• Data to process

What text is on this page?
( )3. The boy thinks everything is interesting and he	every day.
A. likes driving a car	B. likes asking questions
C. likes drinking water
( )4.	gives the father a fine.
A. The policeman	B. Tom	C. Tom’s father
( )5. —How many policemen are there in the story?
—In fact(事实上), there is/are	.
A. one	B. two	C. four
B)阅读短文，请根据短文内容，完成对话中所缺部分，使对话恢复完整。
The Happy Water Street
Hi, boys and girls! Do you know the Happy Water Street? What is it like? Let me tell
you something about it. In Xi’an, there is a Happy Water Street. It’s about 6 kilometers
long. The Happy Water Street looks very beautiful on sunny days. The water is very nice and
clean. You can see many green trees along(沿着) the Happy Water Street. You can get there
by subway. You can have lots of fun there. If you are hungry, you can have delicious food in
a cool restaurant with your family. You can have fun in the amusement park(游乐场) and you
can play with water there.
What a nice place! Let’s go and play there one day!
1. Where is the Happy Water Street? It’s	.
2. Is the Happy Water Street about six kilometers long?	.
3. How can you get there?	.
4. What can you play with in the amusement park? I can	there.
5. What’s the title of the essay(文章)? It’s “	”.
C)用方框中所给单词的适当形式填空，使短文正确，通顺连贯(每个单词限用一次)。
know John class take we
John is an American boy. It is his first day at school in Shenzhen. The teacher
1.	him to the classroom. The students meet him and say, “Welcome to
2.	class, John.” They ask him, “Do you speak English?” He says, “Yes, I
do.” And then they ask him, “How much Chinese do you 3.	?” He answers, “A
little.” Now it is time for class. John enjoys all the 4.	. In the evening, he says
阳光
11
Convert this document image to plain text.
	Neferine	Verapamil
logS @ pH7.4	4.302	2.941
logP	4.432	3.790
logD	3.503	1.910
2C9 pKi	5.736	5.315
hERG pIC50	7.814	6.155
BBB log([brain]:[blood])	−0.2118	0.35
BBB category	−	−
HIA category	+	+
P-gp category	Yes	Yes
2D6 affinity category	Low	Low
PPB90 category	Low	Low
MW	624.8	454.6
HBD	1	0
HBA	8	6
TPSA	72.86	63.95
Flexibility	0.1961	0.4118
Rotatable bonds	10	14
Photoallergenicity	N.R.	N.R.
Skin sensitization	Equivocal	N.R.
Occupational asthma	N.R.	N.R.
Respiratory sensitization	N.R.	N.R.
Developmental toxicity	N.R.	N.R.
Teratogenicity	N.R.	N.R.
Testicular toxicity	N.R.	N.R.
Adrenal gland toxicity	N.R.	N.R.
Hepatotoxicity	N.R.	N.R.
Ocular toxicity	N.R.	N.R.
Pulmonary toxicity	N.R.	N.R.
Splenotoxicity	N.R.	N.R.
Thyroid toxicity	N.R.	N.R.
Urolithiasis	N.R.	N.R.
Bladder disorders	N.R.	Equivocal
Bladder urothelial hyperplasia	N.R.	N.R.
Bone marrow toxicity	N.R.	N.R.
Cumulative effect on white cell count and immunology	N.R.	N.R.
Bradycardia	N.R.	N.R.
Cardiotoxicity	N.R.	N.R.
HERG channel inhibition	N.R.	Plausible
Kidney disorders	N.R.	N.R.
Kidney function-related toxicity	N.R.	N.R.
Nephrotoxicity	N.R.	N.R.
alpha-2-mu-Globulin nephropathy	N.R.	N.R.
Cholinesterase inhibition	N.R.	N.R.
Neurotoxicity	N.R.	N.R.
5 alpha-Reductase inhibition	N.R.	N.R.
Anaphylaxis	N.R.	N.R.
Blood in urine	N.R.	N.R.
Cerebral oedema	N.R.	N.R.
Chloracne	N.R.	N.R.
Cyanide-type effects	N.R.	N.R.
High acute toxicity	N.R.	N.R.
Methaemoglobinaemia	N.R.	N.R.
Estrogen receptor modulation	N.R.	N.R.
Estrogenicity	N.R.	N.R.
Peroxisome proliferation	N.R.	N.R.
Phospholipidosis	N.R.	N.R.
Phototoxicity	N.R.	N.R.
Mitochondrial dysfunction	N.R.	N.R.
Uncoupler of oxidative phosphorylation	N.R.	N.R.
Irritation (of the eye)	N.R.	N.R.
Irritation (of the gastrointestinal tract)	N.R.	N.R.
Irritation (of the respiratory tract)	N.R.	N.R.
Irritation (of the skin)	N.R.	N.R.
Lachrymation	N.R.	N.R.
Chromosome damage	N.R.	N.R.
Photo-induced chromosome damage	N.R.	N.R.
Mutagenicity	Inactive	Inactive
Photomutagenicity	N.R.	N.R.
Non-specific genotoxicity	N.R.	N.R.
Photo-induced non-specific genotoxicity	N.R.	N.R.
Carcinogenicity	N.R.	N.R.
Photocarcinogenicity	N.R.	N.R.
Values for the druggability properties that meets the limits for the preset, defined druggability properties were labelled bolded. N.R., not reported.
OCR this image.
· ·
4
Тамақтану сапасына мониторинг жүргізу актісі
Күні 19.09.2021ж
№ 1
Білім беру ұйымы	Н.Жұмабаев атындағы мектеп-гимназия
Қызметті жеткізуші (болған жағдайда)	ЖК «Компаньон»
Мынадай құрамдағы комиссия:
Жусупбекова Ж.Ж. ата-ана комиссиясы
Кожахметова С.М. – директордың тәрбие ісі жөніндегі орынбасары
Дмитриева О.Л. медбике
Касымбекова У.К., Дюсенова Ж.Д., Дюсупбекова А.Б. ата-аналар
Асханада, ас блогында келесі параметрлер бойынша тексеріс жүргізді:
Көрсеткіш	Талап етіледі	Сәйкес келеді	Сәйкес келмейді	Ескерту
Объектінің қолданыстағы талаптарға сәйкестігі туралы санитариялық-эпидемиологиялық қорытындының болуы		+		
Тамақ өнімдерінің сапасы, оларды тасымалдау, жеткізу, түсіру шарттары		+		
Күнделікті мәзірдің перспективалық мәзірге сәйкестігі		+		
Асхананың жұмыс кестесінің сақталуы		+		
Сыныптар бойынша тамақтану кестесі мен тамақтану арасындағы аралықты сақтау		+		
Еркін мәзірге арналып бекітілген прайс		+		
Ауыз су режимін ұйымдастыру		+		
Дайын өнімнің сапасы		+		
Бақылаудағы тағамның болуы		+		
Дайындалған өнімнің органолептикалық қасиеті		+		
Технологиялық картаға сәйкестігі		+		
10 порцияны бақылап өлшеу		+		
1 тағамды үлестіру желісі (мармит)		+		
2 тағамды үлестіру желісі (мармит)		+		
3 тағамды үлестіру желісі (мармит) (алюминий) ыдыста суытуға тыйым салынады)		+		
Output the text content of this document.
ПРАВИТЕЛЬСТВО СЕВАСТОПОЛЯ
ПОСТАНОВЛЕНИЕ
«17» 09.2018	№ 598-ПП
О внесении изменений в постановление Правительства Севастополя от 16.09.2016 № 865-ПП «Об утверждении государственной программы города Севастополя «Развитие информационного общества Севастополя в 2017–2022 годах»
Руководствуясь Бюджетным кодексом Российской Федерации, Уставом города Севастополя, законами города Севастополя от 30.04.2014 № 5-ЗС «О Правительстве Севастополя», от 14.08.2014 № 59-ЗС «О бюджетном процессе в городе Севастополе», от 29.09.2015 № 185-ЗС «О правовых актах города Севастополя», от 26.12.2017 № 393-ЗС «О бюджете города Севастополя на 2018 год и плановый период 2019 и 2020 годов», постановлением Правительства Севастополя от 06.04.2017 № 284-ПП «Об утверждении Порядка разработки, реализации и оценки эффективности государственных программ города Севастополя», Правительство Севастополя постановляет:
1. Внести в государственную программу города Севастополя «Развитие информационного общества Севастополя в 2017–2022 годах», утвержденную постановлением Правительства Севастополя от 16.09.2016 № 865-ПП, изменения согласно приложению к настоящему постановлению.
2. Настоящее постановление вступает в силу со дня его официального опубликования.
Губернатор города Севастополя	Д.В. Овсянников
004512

• Instructions for the task
Reproduce the full listing word for word.

• Full response
What text is on this page?
( )3. The boy thinks everything is interesting and he	every day.
A. likes driving a car	B. likes asking questions
C. likes drinking water
( )4.	gives the father a fine.
A. The policeman	B. Tom	C. Tom’s father
( )5. —How many policemen are there in the story?
—In fact(事实上), there is/are	.
A. one	B. two	C. four
B)阅读短文，请根据短文内容，完成对话中所缺部分，使对话恢复完整。
The Happy Water Street
Hi, boys and girls! Do you know the Happy Water Street? What is it like? Let me tell
you something about it. In Xi’an, there is a Happy Water Street. It’s about 6 kilometers
long. The Happy Water Street looks very beautiful on sunny days. The water is very nice and
clean. You can see many green trees along(沿着) the Happy Water Street. You can get there
by subway. You can have lots of fun there. If you are hungry, you can have delicious food in
a cool restaurant with your family. You can have fun in the amusement park(游乐场) and you
can play with water there.
What a nice place! Let’s go and play there one day!
1. Where is the Happy Water Street? It’s	.
2. Is the Happy Water Street about six kilometers long?	.
3. How can you get there?	.
4. What can you play with in the amusement park? I can	there.
5. What’s the title of the essay(文章)? It’s “	”.
C)用方框中所给单词的适当形式填空，使短文正确，通顺连贯(每个单词限用一次)。
know John class take we
John is an American boy. It is his first day at school in Shenzhen. The teacher
1.	him to the classroom. The students meet him and say, “Welcome to
2.	class, John.” They ask him, “Do you speak English?” He says, “Yes, I
do.” And then they ask him, “How much Chinese do you 3.	?” He answers, “A
little.” Now it is time for class. John enjoys all the 4.	. In the evening, he says
阳光
11
Convert this document image to plain text.
	Neferine	Verapamil
logS @ pH7.4	4.302	2.941
logP	4.432	3.790
logD	3.503	1.910
2C9 pKi	5.736	5.315
hERG pIC50	7.814	6.155
BBB log([brain]:[blood])	−0.2118	0.35
BBB category	−	−
HIA category	+	+
P-gp category	Yes	Yes
2D6 affinity category	Low	Low
PPB90 category	Low	Low
MW	624.8	454.6
HBD	1	0
HBA	8	6
TPSA	72.86	63.95
Flexibility	0.1961	0.4118
Rotatable bonds	10	14
Photoallergenicity	N.R.	N.R.
Skin sensitization	Equivocal	N.R.
Occupational asthma	N.R.	N.R.
Respiratory sensitization	N.R.	N.R.
Developmental toxicity	N.R.	N.R.
Teratogenicity	N.R.	N.R.
Testicular toxicity	N.R.	N.R.
Adrenal gland toxicity	N.R.	N.R.
Hepatotoxicity	N.R.	N.R.
Ocular toxicity	N.R.	N.R.
Pulmonary toxicity	N.R.	N.R.
Splenotoxicity	N.R.	N.R.
Thyroid toxicity	N.R.	N.R.
Urolithiasis	N.R.	N.R.
Bladder disorders	N.R.	Equivocal
Bladder urothelial hyperplasia	N.R.	N.R.
Bone marrow toxicity	N.R.	N.R.
Cumulative effect on white cell count and immunology	N.R.	N.R.
Bradycardia	N.R.	N.R.
Cardiotoxicity	N.R.	N.R.
HERG channel inhibition	N.R.	Plausible
Kidney disorders	N.R.	N.R.
Kidney function-related toxicity	N.R.	N.R.
Nephrotoxicity	N.R.	N.R.
alpha-2-mu-Globulin nephropathy	N.R.	N.R.
Cholinesterase inhibition	N.R.	N.R.
Neurotoxicity	N.R.	N.R.
5 alpha-Reductase inhibition	N.R.	N.R.
Anaphylaxis	N.R.	N.R.
Blood in urine	N.R.	N.R.
Cerebral oedema	N.R.	N.R.
Chloracne	N.R.	N.R.
Cyanide-type effects	N.R.	N.R.
High acute toxicity	N.R.	N.R.
Methaemoglobinaemia	N.R.	N.R.
Estrogen receptor modulation	N.R.	N.R.
Estrogenicity	N.R.	N.R.
Peroxisome proliferation	N.R.	N.R.
Phospholipidosis	N.R.	N.R.
Phototoxicity	N.R.	N.R.
Mitochondrial dysfunction	N.R.	N.R.
Uncoupler of oxidative phosphorylation	N.R.	N.R.
Irritation (of the eye)	N.R.	N.R.
Irritation (of the gastrointestinal tract)	N.R.	N.R.
Irritation (of the respiratory tract)	N.R.	N.R.
Irritation (of the skin)	N.R.	N.R.
Lachrymation	N.R.	N.R.
Chromosome damage	N.R.	N.R.
Photo-induced chromosome damage	N.R.	N.R.
Mutagenicity	Inactive	Inactive
Photomutagenicity	N.R.	N.R.
Non-specific genotoxicity	N.R.	N.R.
Photo-induced non-specific genotoxicity	N.R.	N.R.
Carcinogenicity	N.R.	N.R.
Photocarcinogenicity	N.R.	N.R.
Values for the druggability properties that meets the limits for the preset, defined druggability properties were labelled bolded. N.R., not reported.
OCR this image.
· ·
4
Тамақтану сапасына мониторинг жүргізу актісі
Күні 19.09.2021ж
№ 1
Білім беру ұйымы	Н.Жұмабаев атындағы мектеп-гимназия
Қызметті жеткізуші (болған жағдайда)	ЖК «Компаньон»
Мынадай құрамдағы комиссия:
Жусупбекова Ж.Ж. ата-ана комиссиясы
Кожахметова С.М. – директордың тәрбие ісі жөніндегі орынбасары
Дмитриева О.Л. медбике
Касымбекова У.К., Дюсенова Ж.Д., Дюсупбекова А.Б. ата-аналар
Асханада, ас блогында келесі параметрлер бойынша тексеріс жүргізді:
Көрсеткіш	Талап етіледі	Сәйкес келеді	Сәйкес келмейді	Ескерту
Объектінің қолданыстағы талаптарға сәйкестігі туралы санитариялық-эпидемиологиялық қорытындының болуы		+		
Тамақ өнімдерінің сапасы, оларды тасымалдау, жеткізу, түсіру шарттары		+		
Күнделікті мәзірдің перспективалық мәзірге сәйкестігі		+		
Асхананың жұмыс кестесінің сақталуы		+		
Сыныптар бойынша тамақтану кестесі мен тамақтану арасындағы аралықты сақтау		+		
Еркін мәзірге арналып бекітілген прайс		+		
Ауыз су режимін ұйымдастыру		+		
Дайын өнімнің сапасы		+		
Бақылаудағы тағамның болуы		+		
Дайындалған өнімнің органолептикалық қасиеті		+		
Технологиялық картаға сәйкестігі		+		
10 порцияны бақылап өлшеу		+		
1 тағамды үлестіру желісі (мармит)		+		
2 тағамды үлестіру желісі (мармит)		+		
3 тағамды үлестіру желісі (мармит) (алюминий) ыдыста суытуға тыйым салынады)		+		
Output the text content of this document.
ПРАВИТЕЛЬСТВО СЕВАСТОПОЛЯ
ПОСТАНОВЛЕНИЕ
«17» 09.2018	№ 598-ПП
О внесении изменений в постановление Правительства Севастополя от 16.09.2016 № 865-ПП «Об утверждении государственной программы города Севастополя «Развитие информационного общества Севастополя в 2017–2022 годах»
Руководствуясь Бюджетным кодексом Российской Федерации, Уставом города Севастополя, законами города Севастополя от 30.04.2014 № 5-ЗС «О Правительстве Севастополя», от 14.08.2014 № 59-ЗС «О бюджетном процессе в городе Севастополе», от 29.09.2015 № 185-ЗС «О правовых актах города Севастополя», от 26.12.2017 № 393-ЗС «О бюджете города Севастополя на 2018 год и плановый период 2019 и 2020 годов», постановлением Правительства Севастополя от 06.04.2017 № 284-ПП «Об утверждении Порядка разработки, реализации и оценки эффективности государственных программ города Севастополя», Правительство Севастополя постановляет:
1. Внести в государственную программу города Севастополя «Развитие информационного общества Севастополя в 2017–2022 годах», утвержденную постановлением Правительства Севастополя от 16.09.2016 № 865-ПП, изменения согласно приложению к настоящему постановлению.
2. Настоящее постановление вступает в силу со дня его официального опубликования.
Губернатор города Севастополя	Д.В. Овсянников
004512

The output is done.